### Provided text
If the complex interactions between people and machines lie at the heart of communication through digital writing, methodological questions about the nature of enquiry and the position of researchers are equally important. Existing work in the field of digital writing shows how researchers can adopt a number of possible relationships to the digital culture they study. This suggests that it may be possible to identify specific research positions. The list below shows our emerging ideas in relationship to these and we recognise that these may overlap, shift or indeed expand.

• Researcher as identifier of new tropes (Ito,1995; Rheingold, 2003; Lankshear and Knobel, 2004)
• Researcher as insider (Markham,1998; Sunden, 2002)
• Researcher as analyst (Werry, 1996; Shortis, 2001; Burnett et al, 2004)
• Researcher as both subject and object (Mortensen and Walker, 2002; Guy and DrJoolz, this paper)
• Researcher as activist (Gee, 2004; Prensky, 2001)
######
◆ What you need to do ◆
A. In the passage on research positions in digital writing, why do the writers think it may be possible to identify specific research positions?
B. Answer these questions from the passage on research positions in digital writing:
(i) Which two sources are cited for "Researcher as insider"?
(ii) According to the writers, what might the listed positions do?
(iii) Which research position cites Gee, 2004?
C. Decide whether each statement agrees with the passage on research positions in digital writing. Answer yes or no, and quote the words that settle it.
(i) The writers present the listed positions as fixed and separate.
(ii) Werry, 1996, is cited for the position of researcher as analyst.
(iii) Methodological questions are treated as less important than the interactions between people and machines.
### Supplied records
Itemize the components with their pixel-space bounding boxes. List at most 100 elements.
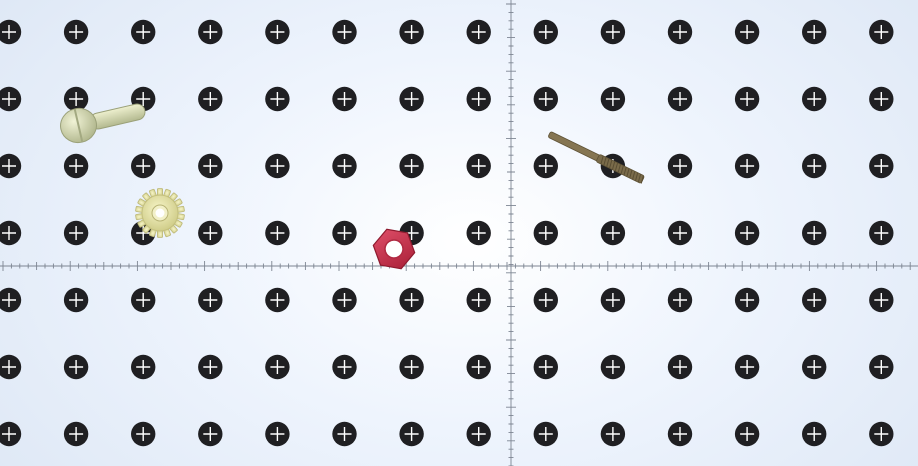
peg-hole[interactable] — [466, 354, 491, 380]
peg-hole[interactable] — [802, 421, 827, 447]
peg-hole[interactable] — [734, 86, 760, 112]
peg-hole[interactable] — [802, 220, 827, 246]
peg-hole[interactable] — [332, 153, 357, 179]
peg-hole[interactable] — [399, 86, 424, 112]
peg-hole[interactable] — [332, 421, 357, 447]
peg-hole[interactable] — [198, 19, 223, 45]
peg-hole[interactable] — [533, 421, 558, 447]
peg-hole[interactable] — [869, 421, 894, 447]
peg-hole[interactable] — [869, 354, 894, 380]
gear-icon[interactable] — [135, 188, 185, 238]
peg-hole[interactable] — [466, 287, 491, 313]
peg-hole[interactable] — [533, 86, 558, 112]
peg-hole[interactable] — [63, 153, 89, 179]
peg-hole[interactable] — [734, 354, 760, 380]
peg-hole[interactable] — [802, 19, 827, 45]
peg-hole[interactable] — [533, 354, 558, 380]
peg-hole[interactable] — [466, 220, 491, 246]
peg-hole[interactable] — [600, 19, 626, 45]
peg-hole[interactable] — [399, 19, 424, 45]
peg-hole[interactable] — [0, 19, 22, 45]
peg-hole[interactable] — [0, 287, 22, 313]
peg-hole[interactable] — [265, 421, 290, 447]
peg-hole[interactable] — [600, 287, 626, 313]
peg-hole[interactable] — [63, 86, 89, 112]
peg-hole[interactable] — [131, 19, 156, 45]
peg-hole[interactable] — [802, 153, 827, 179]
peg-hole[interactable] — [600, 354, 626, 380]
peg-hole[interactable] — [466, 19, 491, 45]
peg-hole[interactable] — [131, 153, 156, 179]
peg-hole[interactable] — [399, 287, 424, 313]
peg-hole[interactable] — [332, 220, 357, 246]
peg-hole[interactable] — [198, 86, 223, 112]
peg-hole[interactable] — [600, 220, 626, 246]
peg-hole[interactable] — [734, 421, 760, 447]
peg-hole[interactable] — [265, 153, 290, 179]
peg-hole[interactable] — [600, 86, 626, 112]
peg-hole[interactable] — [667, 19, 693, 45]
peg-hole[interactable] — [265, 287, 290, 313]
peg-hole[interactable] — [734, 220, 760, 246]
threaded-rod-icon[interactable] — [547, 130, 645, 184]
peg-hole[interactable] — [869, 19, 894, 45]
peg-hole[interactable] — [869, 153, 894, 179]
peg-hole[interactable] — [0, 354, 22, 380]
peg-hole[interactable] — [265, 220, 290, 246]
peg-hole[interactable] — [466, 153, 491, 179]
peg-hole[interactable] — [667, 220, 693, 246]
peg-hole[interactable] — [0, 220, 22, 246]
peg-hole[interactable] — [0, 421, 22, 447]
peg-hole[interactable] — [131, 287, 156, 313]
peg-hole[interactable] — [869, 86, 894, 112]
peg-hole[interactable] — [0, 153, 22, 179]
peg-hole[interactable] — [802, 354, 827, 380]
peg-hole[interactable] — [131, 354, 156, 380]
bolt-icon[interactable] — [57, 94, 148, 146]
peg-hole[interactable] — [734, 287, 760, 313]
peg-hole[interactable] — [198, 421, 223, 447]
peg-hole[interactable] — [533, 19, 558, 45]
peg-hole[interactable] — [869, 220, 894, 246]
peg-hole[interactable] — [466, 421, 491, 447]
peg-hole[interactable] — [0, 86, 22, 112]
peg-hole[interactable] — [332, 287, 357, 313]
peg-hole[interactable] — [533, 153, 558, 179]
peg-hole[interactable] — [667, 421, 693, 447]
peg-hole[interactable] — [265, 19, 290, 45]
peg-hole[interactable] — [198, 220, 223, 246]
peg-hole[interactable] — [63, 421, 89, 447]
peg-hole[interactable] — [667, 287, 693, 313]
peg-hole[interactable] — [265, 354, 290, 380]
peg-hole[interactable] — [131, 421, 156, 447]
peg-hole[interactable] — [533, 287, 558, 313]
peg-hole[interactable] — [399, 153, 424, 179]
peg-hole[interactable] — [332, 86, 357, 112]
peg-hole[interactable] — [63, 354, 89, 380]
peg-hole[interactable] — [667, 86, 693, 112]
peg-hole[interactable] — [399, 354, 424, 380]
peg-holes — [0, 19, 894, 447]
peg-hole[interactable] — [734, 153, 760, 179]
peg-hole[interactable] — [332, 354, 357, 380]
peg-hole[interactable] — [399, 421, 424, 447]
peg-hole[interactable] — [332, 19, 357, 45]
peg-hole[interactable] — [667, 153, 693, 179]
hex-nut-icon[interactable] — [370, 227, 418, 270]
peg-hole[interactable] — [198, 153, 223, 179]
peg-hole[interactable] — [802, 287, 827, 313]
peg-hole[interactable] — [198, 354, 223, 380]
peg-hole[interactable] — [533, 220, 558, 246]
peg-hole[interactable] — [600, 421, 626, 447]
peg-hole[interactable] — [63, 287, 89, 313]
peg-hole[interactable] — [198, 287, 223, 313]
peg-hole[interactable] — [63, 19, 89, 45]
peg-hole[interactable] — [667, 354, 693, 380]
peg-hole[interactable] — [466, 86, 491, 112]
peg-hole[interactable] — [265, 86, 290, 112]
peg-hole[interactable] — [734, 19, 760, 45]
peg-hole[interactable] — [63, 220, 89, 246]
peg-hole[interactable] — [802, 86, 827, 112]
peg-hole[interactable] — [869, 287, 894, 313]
######
### Supplied records
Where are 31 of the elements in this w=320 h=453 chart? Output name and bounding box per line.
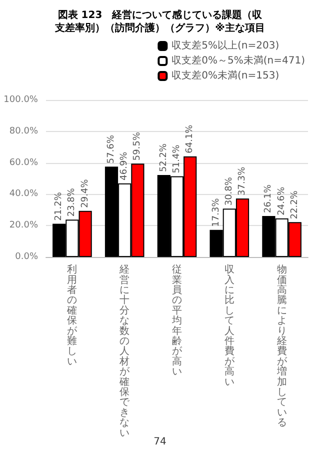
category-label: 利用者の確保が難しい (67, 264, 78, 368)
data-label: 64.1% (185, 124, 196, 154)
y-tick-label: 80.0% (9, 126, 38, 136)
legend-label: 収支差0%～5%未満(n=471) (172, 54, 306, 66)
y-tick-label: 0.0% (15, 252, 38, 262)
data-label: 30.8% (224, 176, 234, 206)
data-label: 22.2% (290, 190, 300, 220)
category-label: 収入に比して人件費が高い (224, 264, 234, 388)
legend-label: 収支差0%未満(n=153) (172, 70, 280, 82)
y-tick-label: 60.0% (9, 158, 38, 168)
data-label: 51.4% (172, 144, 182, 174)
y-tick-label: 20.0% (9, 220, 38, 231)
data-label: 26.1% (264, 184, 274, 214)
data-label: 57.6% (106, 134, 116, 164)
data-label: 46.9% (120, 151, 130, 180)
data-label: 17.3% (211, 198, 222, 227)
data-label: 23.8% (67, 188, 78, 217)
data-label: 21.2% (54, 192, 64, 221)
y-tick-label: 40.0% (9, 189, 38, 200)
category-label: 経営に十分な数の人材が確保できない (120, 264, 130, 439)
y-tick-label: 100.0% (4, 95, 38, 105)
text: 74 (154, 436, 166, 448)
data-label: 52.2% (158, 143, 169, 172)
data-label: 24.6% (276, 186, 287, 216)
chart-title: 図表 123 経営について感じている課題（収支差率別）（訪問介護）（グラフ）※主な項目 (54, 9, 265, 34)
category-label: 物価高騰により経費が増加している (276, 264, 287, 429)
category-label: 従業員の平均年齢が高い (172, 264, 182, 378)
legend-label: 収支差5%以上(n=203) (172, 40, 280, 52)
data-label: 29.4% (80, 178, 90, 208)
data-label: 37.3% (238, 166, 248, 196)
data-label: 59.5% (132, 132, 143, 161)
######
◆ Per-task outputs ◆
A. Existing work in the field of digital writing shows that researchers can take a number of possible relationships to the digital culture they study. That range of relationships suggests specific research positions can be identified.

B.
(i) Markham, 1998, and Sunden, 2002.
(ii) They may overlap, shift or expand.
(iii) Researcher as activist.

C.
(i) No: "these may overlap, shift or indeed expand"
(ii) Yes: "Researcher as analyst (Werry, 1996"
(iii) No: "methodological questions about the nature of enquiry and the position of researchers are equally important"